▶ [Recorded data]:
******

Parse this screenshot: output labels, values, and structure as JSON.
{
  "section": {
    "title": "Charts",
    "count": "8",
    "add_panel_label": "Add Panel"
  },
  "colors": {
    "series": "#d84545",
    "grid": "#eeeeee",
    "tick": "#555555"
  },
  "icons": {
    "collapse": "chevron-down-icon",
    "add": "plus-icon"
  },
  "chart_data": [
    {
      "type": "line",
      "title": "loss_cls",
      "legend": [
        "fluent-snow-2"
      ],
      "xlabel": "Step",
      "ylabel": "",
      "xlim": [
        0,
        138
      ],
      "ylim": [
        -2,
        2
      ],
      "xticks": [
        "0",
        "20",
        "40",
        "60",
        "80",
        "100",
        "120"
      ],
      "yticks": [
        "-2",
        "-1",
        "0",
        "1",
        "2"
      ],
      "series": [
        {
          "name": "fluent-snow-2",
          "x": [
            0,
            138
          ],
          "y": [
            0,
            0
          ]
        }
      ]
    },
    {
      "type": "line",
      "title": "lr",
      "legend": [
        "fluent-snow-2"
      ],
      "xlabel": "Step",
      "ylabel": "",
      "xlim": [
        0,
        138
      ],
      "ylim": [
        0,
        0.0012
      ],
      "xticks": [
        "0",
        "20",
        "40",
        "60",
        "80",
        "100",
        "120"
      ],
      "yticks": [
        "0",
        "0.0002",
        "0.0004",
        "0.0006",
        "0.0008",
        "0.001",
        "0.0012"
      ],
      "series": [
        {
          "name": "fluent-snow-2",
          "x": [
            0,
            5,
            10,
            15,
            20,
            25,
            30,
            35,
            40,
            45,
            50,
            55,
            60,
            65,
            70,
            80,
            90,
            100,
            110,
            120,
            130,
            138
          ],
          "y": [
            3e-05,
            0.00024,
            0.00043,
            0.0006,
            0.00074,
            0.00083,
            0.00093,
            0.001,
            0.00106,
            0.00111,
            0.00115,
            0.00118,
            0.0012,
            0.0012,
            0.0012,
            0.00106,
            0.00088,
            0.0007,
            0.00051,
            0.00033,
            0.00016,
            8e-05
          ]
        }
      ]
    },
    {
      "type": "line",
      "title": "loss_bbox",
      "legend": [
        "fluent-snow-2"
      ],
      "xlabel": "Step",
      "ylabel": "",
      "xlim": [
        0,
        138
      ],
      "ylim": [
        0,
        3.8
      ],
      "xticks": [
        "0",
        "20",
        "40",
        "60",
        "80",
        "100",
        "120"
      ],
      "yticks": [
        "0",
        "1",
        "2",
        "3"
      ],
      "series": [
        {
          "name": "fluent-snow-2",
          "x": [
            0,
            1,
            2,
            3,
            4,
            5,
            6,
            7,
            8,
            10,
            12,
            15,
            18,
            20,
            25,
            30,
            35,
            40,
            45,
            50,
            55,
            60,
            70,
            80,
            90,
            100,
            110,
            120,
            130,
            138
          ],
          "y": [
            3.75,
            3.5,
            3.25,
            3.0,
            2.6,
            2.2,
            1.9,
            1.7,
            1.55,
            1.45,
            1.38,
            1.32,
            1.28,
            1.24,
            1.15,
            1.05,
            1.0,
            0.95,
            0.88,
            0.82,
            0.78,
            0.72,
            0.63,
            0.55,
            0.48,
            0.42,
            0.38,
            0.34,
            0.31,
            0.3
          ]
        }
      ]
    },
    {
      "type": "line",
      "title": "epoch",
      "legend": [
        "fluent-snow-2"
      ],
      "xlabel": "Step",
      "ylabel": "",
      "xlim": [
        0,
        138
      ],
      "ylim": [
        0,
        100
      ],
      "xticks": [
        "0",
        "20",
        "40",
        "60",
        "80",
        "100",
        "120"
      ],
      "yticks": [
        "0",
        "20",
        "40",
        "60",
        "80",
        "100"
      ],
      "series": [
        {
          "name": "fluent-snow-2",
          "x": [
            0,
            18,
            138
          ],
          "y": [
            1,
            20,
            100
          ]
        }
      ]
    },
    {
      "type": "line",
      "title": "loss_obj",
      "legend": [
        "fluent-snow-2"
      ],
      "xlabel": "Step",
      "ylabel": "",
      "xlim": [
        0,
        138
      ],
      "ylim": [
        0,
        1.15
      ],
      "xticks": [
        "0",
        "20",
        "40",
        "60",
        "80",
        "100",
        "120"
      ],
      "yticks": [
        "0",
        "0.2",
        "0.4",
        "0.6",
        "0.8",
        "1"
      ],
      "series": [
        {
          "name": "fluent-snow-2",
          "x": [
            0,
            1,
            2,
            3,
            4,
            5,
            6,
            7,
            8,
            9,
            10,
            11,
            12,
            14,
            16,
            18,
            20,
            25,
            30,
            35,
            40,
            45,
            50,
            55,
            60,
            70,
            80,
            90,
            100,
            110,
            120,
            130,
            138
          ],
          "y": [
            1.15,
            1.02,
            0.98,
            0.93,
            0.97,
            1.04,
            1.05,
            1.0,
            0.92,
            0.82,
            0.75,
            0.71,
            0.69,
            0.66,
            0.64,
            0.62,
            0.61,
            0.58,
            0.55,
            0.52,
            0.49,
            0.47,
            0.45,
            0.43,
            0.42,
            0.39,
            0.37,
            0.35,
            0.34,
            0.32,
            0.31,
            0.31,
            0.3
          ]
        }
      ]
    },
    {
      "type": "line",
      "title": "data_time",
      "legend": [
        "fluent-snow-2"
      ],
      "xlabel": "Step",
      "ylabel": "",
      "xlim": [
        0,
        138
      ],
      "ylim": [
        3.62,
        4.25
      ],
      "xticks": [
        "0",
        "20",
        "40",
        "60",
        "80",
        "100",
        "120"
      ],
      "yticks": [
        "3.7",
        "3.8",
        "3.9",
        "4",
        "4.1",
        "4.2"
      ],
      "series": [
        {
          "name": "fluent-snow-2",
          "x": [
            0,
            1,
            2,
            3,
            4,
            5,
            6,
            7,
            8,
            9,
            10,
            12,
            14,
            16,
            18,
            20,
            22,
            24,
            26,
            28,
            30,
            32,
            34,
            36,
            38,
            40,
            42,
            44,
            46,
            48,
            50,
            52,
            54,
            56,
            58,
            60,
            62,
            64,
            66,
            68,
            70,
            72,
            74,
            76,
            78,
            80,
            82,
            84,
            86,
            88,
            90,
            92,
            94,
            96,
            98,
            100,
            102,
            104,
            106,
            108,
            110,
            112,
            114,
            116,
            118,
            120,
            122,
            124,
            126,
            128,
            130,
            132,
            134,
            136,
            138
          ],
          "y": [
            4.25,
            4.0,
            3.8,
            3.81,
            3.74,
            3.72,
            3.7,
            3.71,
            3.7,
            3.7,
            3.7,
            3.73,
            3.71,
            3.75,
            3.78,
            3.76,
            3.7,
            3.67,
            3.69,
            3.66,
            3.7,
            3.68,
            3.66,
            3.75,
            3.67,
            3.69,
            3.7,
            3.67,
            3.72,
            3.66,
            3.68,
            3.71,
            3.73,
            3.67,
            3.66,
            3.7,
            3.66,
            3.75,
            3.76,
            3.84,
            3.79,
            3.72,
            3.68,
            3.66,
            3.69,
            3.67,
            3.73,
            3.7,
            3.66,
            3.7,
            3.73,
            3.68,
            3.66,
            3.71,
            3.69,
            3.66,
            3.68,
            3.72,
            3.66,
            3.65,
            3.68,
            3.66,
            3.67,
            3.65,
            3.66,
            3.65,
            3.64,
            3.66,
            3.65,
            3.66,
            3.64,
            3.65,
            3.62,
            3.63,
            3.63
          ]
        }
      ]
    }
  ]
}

******

▶ [Work instructions]:
Transcribe the whole listing with nothing added or left out.

▶ [Exercise output]:
Parse this screenshot: output labels, values, and structure as JSON.
{
  "section": {
    "title": "Charts",
    "count": "8",
    "add_panel_label": "Add Panel"
  },
  "colors": {
    "series": "#d84545",
    "grid": "#eeeeee",
    "tick": "#555555"
  },
  "icons": {
    "collapse": "chevron-down-icon",
    "add": "plus-icon"
  },
  "chart_data": [
    {
      "type": "line",
      "title": "loss_cls",
      "legend": [
        "fluent-snow-2"
      ],
      "xlabel": "Step",
      "ylabel": "",
      "xlim": [
        0,
        138
      ],
      "ylim": [
        -2,
        2
      ],
      "xticks": [
        "0",
        "20",
        "40",
        "60",
        "80",
        "100",
        "120"
      ],
      "yticks": [
        "-2",
        "-1",
        "0",
        "1",
        "2"
      ],
      "series": [
        {
          "name": "fluent-snow-2",
          "x": [
            0,
            138
          ],
          "y": [
            0,
            0
          ]
        }
      ]
    },
    {
      "type": "line",
      "title": "lr",
      "legend": [
        "fluent-snow-2"
      ],
      "xlabel": "Step",
      "ylabel": "",
      "xlim": [
        0,
        138
      ],
      "ylim": [
        0,
        0.0012
      ],
      "xticks": [
        "0",
        "20",
        "40",
        "60",
        "80",
        "100",
        "120"
      ],
      "yticks": [
        "0",
        "0.0002",
        "0.0004",
        "0.0006",
        "0.0008",
        "0.001",
        "0.0012"
      ],
      "series": [
        {
          "name": "fluent-snow-2",
          "x": [
            0,
            5,
            10,
            15,
            20,
            25,
            30,
            35,
            40,
            45,
            50,
            55,
            60,
            65,
            70,
            80,
            90,
            100,
            110,
            120,
            130,
            138
          ],
          "y": [
            3e-05,
            0.00024,
            0.00043,
            0.0006,
            0.00074,
            0.00083,
            0.00093,
            0.001,
            0.00106,
            0.00111,
            0.00115,
            0.00118,
            0.0012,
            0.0012,
            0.0012,
            0.00106,
            0.00088,
            0.0007,
            0.00051,
            0.00033,
            0.00016,
            8e-05
          ]
        }
      ]
    },
    {
      "type": "line",
      "title": "loss_bbox",
      "legend": [
        "fluent-snow-2"
      ],
      "xlabel": "Step",
      "ylabel": "",
      "xlim": [
        0,
        138
      ],
      "ylim": [
        0,
        3.8
      ],
      "xticks": [
        "0",
        "20",
        "40",
        "60",
        "80",
        "100",
        "120"
      ],
      "yticks": [
        "0",
        "1",
        "2",
        "3"
      ],
      "series": [
        {
          "name": "fluent-snow-2",
          "x": [
            0,
            1,
            2,
            3,
            4,
            5,
            6,
            7,
            8,
            10,
            12,
            15,
            18,
            20,
            25,
            30,
            35,
            40,
            45,
            50,
            55,
            60,
            70,
            80,
            90,
            100,
            110,
            120,
            130,
            138
          ],
          "y": [
            3.75,
            3.5,
            3.25,
            3.0,
            2.6,
            2.2,
            1.9,
            1.7,
            1.55,
            1.45,
            1.38,
            1.32,
            1.28,
            1.24,
            1.15,
            1.05,
            1.0,
            0.95,
            0.88,
            0.82,
            0.78,
            0.72,
            0.63,
            0.55,
            0.48,
            0.42,
            0.38,
            0.34,
            0.31,
            0.3
          ]
        }
      ]
    },
    {
      "type": "line",
      "title": "epoch",
      "legend": [
        "fluent-snow-2"
      ],
      "xlabel": "Step",
      "ylabel": "",
      "xlim": [
        0,
        138
      ],
      "ylim": [
        0,
        100
      ],
      "xticks": [
        "0",
        "20",
        "40",
        "60",
        "80",
        "100",
        "120"
      ],
      "yticks": [
        "0",
        "20",
        "40",
        "60",
        "80",
        "100"
      ],
      "series": [
        {
          "name": "fluent-snow-2",
          "x": [
            0,
            18,
            138
          ],
          "y": [
            1,
            20,
            100
          ]
        }
      ]
    },
    {
      "type": "line",
      "title": "loss_obj",
      "legend": [
        "fluent-snow-2"
      ],
      "xlabel": "Step",
      "ylabel": "",
      "xlim": [
        0,
        138
      ],
      "ylim": [
        0,
        1.15
      ],
      "xticks": [
        "0",
        "20",
        "40",
        "60",
        "80",
        "100",
        "120"
      ],
      "yticks": [
        "0",
        "0.2",
        "0.4",
        "0.6",
        "0.8",
        "1"
      ],
      "series": [
        {
          "name": "fluent-snow-2",
          "x": [
            0,
            1,
            2,
            3,
            4,
            5,
            6,
            7,
            8,
            9,
            10,
            11,
            12,
            14,
            16,
            18,
            20,
            25,
            30,
            35,
            40,
            45,
            50,
            55,
            60,
            70,
            80,
            90,
            100,
            110,
            120,
            130,
            138
          ],
          "y": [
            1.15,
            1.02,
            0.98,
            0.93,
            0.97,
            1.04,
            1.05,
            1.0,
            0.92,
            0.82,
            0.75,
            0.71,
            0.69,
            0.66,
            0.64,
            0.62,
            0.61,
            0.58,
            0.55,
            0.52,
            0.49,
            0.47,
            0.45,
            0.43,
            0.42,
            0.39,
            0.37,
            0.35,
            0.34,
            0.32,
            0.31,
            0.31,
            0.3
          ]
        }
      ]
    },
    {
      "type": "line",
      "title": "data_time",
      "legend": [
        "fluent-snow-2"
      ],
      "xlabel": "Step",
      "ylabel": "",
      "xlim": [
        0,
        138
      ],
      "ylim": [
        3.62,
        4.25
      ],
      "xticks": [
        "0",
        "20",
        "40",
        "60",
        "80",
        "100",
        "120"
      ],
      "yticks": [
        "3.7",
        "3.8",
        "3.9",
        "4",
        "4.1",
        "4.2"
      ],
      "series": [
        {
          "name": "fluent-snow-2",
          "x": [
            0,
            1,
            2,
            3,
            4,
            5,
            6,
            7,
            8,
            9,
            10,
            12,
            14,
            16,
            18,
            20,
            22,
            24,
            26,
            28,
            30,
            32,
            34,
            36,
            38,
            40,
            42,
            44,
            46,
            48,
            50,
            52,
            54,
            56,
            58,
            60,
            62,
            64,
            66,
            68,
            70,
            72,
            74,
            76,
            78,
            80,
            82,
            84,
            86,
            88,
            90,
            92,
            94,
            96,
            98,
            100,
            102,
            104,
            106,
            108,
            110,
            112,
            114,
            116,
            118,
            120,
            122,
            124,
            126,
            128,
            130,
            132,
            134,
            136,
            138
          ],
          "y": [
            4.25,
            4.0,
            3.8,
            3.81,
            3.74,
            3.72,
            3.7,
            3.71,
            3.7,
            3.7,
            3.7,
            3.73,
            3.71,
            3.75,
            3.78,
            3.76,
            3.7,
            3.67,
            3.69,
            3.66,
            3.7,
            3.68,
            3.66,
            3.75,
            3.67,
            3.69,
            3.7,
            3.67,
            3.72,
            3.66,
            3.68,
            3.71,
            3.73,
            3.67,
            3.66,
            3.7,
            3.66,
            3.75,
            3.76,
            3.84,
            3.79,
            3.72,
            3.68,
            3.66,
            3.69,
            3.67,
            3.73,
            3.7,
            3.66,
            3.7,
            3.73,
            3.68,
            3.66,
            3.71,
            3.69,
            3.66,
            3.68,
            3.72,
            3.66,
            3.65,
            3.68,
            3.66,
            3.67,
            3.65,
            3.66,
            3.65,
            3.64,
            3.66,
            3.65,
            3.66,
            3.64,
            3.65,
            3.62,
            3.63,
            3.63
          ]
        }
      ]
    }
  ]
}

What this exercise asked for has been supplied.